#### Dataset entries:
** START **

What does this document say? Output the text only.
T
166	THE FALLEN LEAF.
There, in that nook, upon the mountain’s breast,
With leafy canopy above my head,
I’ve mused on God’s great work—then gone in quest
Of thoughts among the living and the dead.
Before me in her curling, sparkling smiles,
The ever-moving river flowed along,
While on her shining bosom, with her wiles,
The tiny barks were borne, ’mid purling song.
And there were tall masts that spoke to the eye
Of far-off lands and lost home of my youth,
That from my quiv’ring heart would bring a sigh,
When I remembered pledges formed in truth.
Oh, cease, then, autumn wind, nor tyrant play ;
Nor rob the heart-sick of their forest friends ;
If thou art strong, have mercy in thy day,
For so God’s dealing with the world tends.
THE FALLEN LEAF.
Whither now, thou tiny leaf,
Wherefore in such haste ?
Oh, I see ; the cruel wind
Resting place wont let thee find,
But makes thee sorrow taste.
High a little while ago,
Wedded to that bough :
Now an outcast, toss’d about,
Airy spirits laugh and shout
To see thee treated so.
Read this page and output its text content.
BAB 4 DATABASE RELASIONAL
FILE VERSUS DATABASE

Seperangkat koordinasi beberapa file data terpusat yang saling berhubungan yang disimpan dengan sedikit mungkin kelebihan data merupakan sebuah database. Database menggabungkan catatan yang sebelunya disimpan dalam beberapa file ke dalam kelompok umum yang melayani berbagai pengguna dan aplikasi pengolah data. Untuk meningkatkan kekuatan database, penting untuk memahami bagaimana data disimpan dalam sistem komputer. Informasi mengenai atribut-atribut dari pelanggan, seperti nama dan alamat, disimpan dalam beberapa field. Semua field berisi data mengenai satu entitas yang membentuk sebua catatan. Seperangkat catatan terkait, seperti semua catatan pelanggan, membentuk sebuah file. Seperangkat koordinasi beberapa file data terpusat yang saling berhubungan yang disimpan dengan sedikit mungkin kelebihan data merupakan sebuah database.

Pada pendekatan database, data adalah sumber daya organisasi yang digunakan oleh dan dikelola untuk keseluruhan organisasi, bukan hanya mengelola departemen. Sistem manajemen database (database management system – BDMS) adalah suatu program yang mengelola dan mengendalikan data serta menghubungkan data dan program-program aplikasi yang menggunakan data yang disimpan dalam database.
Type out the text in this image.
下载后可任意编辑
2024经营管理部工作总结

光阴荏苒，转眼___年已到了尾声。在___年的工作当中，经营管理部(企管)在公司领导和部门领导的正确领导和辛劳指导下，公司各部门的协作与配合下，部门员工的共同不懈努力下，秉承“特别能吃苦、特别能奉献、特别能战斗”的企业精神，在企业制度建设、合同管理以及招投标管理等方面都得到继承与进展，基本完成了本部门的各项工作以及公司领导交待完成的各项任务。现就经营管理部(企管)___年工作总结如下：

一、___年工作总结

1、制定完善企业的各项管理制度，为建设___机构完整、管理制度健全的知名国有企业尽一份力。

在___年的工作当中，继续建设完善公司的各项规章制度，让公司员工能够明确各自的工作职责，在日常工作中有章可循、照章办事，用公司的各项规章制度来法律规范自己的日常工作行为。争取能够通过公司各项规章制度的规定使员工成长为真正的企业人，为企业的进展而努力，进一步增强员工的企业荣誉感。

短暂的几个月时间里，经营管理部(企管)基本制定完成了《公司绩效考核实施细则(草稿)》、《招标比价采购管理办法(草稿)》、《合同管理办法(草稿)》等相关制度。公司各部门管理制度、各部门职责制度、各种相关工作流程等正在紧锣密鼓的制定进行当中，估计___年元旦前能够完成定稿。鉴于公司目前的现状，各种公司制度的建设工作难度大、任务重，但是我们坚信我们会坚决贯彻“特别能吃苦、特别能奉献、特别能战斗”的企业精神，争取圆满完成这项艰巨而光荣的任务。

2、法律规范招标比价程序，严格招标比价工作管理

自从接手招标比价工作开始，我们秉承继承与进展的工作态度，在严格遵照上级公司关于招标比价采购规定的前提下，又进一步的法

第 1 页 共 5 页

** END **

#### What you will do:
Repeat every record, exactly as written.

#### Solved exercise:
What does this document say? Output the text only.
T
166	THE FALLEN LEAF.
There, in that nook, upon the mountain’s breast,
With leafy canopy above my head,
I’ve mused on God’s great work—then gone in quest
Of thoughts among the living and the dead.
Before me in her curling, sparkling smiles,
The ever-moving river flowed along,
While on her shining bosom, with her wiles,
The tiny barks were borne, ’mid purling song.
And there were tall masts that spoke to the eye
Of far-off lands and lost home of my youth,
That from my quiv’ring heart would bring a sigh,
When I remembered pledges formed in truth.
Oh, cease, then, autumn wind, nor tyrant play ;
Nor rob the heart-sick of their forest friends ;
If thou art strong, have mercy in thy day,
For so God’s dealing with the world tends.
THE FALLEN LEAF.
Whither now, thou tiny leaf,
Wherefore in such haste ?
Oh, I see ; the cruel wind
Resting place wont let thee find,
But makes thee sorrow taste.
High a little while ago,
Wedded to that bough :
Now an outcast, toss’d about,
Airy spirits laugh and shout
To see thee treated so.
Read this page and output its text content.
BAB 4 DATABASE RELASIONAL
FILE VERSUS DATABASE

Seperangkat koordinasi beberapa file data terpusat yang saling berhubungan yang disimpan dengan sedikit mungkin kelebihan data merupakan sebuah database. Database menggabungkan catatan yang sebelunya disimpan dalam beberapa file ke dalam kelompok umum yang melayani berbagai pengguna dan aplikasi pengolah data. Untuk meningkatkan kekuatan database, penting untuk memahami bagaimana data disimpan dalam sistem komputer. Informasi mengenai atribut-atribut dari pelanggan, seperti nama dan alamat, disimpan dalam beberapa field. Semua field berisi data mengenai satu entitas yang membentuk sebua catatan. Seperangkat catatan terkait, seperti semua catatan pelanggan, membentuk sebuah file. Seperangkat koordinasi beberapa file data terpusat yang saling berhubungan yang disimpan dengan sedikit mungkin kelebihan data merupakan sebuah database.

Pada pendekatan database, data adalah sumber daya organisasi yang digunakan oleh dan dikelola untuk keseluruhan organisasi, bukan hanya mengelola departemen. Sistem manajemen database (database management system – BDMS) adalah suatu program yang mengelola dan mengendalikan data serta menghubungkan data dan program-program aplikasi yang menggunakan data yang disimpan dalam database.
Type out the text in this image.
下载后可任意编辑
2024经营管理部工作总结

光阴荏苒，转眼___年已到了尾声。在___年的工作当中，经营管理部(企管)在公司领导和部门领导的正确领导和辛劳指导下，公司各部门的协作与配合下，部门员工的共同不懈努力下，秉承“特别能吃苦、特别能奉献、特别能战斗”的企业精神，在企业制度建设、合同管理以及招投标管理等方面都得到继承与进展，基本完成了本部门的各项工作以及公司领导交待完成的各项任务。现就经营管理部(企管)___年工作总结如下：

一、___年工作总结

1、制定完善企业的各项管理制度，为建设___机构完整、管理制度健全的知名国有企业尽一份力。

在___年的工作当中，继续建设完善公司的各项规章制度，让公司员工能够明确各自的工作职责，在日常工作中有章可循、照章办事，用公司的各项规章制度来法律规范自己的日常工作行为。争取能够通过公司各项规章制度的规定使员工成长为真正的企业人，为企业的进展而努力，进一步增强员工的企业荣誉感。

短暂的几个月时间里，经营管理部(企管)基本制定完成了《公司绩效考核实施细则(草稿)》、《招标比价采购管理办法(草稿)》、《合同管理办法(草稿)》等相关制度。公司各部门管理制度、各部门职责制度、各种相关工作流程等正在紧锣密鼓的制定进行当中，估计___年元旦前能够完成定稿。鉴于公司目前的现状，各种公司制度的建设工作难度大、任务重，但是我们坚信我们会坚决贯彻“特别能吃苦、特别能奉献、特别能战斗”的企业精神，争取圆满完成这项艰巨而光荣的任务。

2、法律规范招标比价程序，严格招标比价工作管理

自从接手招标比价工作开始，我们秉承继承与进展的工作态度，在严格遵照上级公司关于招标比价采购规定的前提下，又进一步的法

第 1 页 共 5 页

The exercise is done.